(Rows from a figure dataset)
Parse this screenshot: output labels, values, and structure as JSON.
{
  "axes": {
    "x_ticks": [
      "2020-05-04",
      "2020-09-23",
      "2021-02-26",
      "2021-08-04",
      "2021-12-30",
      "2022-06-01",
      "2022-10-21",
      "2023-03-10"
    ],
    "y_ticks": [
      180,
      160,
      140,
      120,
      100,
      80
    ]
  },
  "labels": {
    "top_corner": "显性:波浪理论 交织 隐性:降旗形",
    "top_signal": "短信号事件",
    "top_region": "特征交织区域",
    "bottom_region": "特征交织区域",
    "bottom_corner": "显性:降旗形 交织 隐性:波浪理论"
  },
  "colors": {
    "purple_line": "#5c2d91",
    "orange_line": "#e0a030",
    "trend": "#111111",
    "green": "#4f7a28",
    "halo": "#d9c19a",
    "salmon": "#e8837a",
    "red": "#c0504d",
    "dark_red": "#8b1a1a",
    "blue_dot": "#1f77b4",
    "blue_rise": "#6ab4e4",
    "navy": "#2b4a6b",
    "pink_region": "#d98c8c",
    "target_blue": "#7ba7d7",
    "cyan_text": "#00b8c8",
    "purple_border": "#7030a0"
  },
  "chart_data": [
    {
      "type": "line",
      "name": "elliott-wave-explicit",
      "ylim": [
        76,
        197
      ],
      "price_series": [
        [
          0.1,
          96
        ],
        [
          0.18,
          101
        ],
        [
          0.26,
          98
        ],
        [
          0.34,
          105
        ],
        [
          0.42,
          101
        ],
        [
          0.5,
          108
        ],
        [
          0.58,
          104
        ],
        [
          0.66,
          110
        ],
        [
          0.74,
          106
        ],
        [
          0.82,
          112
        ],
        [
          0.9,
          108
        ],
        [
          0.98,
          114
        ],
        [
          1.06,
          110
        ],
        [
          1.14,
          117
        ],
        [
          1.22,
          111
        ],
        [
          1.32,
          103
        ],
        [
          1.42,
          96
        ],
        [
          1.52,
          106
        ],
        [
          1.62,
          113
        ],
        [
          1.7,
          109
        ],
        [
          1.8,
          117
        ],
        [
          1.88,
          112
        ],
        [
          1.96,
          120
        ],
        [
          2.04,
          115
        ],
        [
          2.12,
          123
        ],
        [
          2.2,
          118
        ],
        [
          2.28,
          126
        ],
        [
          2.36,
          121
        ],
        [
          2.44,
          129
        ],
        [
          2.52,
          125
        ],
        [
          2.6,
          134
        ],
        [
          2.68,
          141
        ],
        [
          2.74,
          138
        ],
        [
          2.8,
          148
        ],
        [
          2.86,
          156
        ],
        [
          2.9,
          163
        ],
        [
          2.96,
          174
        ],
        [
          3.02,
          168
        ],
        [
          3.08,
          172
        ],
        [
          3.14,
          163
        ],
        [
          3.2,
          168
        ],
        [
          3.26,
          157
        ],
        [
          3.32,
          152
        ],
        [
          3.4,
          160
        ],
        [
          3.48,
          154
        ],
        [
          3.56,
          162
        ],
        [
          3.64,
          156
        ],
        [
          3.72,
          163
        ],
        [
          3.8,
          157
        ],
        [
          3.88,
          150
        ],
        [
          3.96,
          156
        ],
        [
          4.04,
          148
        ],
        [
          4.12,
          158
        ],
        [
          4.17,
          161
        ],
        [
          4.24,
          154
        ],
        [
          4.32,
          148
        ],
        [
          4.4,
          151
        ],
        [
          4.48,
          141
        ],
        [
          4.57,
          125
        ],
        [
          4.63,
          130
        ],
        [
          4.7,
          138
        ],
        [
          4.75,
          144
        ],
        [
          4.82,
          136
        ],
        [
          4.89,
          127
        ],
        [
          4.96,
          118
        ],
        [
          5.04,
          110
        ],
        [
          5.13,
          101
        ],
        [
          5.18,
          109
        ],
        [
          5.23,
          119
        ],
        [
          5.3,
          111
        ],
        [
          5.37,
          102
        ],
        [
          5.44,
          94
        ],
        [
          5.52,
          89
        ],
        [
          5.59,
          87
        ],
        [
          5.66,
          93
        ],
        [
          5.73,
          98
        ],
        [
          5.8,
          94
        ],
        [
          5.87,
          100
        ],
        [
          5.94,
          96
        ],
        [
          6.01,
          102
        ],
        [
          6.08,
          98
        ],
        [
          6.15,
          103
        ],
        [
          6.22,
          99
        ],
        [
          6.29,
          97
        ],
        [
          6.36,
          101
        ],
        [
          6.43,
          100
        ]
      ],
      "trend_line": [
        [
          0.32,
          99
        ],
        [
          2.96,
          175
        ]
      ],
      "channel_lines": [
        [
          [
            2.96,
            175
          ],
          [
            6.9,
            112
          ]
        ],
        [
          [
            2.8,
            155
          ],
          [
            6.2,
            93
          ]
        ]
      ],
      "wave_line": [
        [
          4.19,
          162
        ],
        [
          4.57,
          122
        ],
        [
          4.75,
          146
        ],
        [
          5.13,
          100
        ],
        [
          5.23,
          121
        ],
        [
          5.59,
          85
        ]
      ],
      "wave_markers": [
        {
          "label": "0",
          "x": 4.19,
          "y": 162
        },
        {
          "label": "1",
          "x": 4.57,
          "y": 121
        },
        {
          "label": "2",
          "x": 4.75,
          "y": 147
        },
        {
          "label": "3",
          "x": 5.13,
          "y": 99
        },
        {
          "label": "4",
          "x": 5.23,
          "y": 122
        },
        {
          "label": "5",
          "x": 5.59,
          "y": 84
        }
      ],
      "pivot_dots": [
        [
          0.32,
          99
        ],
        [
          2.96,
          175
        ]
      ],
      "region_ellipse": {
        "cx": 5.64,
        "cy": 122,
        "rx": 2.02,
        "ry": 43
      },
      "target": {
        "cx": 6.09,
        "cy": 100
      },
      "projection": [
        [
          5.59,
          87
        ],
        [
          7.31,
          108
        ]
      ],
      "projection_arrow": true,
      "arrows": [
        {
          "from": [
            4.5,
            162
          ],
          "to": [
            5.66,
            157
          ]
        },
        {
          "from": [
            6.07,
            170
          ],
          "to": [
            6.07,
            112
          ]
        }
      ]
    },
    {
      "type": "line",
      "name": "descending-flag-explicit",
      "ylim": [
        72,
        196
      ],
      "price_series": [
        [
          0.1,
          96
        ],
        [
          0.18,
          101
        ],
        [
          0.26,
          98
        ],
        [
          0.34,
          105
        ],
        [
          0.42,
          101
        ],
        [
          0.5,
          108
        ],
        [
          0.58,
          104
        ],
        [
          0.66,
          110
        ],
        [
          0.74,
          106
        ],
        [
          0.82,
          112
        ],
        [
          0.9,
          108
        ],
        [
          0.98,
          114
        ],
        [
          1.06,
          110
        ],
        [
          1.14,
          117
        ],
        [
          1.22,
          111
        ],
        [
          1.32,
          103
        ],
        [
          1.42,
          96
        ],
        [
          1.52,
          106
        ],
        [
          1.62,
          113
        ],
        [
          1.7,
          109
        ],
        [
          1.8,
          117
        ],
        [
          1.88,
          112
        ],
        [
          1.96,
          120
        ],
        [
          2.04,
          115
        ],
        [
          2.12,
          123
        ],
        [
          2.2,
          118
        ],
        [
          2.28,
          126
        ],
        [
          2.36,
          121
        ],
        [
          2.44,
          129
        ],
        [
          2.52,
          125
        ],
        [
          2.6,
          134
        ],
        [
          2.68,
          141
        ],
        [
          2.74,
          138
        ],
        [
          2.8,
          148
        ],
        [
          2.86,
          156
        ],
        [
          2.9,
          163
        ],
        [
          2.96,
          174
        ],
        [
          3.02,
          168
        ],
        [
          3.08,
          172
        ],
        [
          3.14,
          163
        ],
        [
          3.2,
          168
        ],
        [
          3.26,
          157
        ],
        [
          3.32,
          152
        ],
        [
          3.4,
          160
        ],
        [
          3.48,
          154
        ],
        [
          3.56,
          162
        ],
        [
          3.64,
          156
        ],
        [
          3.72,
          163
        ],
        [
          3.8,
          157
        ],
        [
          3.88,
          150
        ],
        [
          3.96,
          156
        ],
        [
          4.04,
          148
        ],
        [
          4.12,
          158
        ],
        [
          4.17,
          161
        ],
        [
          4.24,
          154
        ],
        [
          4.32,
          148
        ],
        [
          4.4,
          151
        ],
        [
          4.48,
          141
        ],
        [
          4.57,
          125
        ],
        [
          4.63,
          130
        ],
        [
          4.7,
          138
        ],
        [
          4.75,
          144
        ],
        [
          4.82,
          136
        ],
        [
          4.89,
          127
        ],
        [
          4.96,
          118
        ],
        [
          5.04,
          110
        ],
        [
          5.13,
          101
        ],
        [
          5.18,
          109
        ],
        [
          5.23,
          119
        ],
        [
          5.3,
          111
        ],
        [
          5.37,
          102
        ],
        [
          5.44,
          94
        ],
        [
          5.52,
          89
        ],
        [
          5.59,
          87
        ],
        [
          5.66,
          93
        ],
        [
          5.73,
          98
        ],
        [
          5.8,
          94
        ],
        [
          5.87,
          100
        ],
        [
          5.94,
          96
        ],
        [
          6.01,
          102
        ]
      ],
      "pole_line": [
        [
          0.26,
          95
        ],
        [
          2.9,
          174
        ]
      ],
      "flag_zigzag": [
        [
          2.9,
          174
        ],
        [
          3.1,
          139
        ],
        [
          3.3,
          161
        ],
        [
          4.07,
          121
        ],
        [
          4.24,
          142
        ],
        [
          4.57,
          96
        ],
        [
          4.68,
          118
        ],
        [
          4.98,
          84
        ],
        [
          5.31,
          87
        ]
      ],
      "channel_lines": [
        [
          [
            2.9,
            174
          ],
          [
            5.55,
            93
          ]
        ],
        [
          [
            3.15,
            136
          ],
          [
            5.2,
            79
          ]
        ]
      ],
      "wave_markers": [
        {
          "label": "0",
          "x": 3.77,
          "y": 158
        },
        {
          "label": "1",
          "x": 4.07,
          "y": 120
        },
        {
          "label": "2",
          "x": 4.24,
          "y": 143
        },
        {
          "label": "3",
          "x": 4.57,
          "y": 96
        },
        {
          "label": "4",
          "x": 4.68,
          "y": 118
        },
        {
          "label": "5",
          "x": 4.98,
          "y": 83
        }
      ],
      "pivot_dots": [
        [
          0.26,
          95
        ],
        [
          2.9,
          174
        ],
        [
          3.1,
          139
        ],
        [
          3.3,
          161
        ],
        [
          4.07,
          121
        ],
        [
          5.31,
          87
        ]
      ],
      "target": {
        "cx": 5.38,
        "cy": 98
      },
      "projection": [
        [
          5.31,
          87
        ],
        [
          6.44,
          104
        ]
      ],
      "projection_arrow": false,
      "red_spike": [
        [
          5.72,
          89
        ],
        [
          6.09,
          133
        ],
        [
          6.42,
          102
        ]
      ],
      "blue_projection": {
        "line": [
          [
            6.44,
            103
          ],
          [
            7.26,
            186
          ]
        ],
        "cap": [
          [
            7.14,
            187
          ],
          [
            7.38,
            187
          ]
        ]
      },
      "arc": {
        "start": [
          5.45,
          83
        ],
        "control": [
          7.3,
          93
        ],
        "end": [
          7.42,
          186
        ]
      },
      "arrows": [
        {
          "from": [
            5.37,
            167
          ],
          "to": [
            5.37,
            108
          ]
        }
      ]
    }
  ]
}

→ **Written exercise**:
Copy out every line of the listing that contains the string "波浪理论".

→ **Result of this exercise**:
    "top_corner": "显性:波浪理论 交织 隐性:降旗形",
    "bottom_corner": "显性:降旗形 交织 隐性:波浪理论"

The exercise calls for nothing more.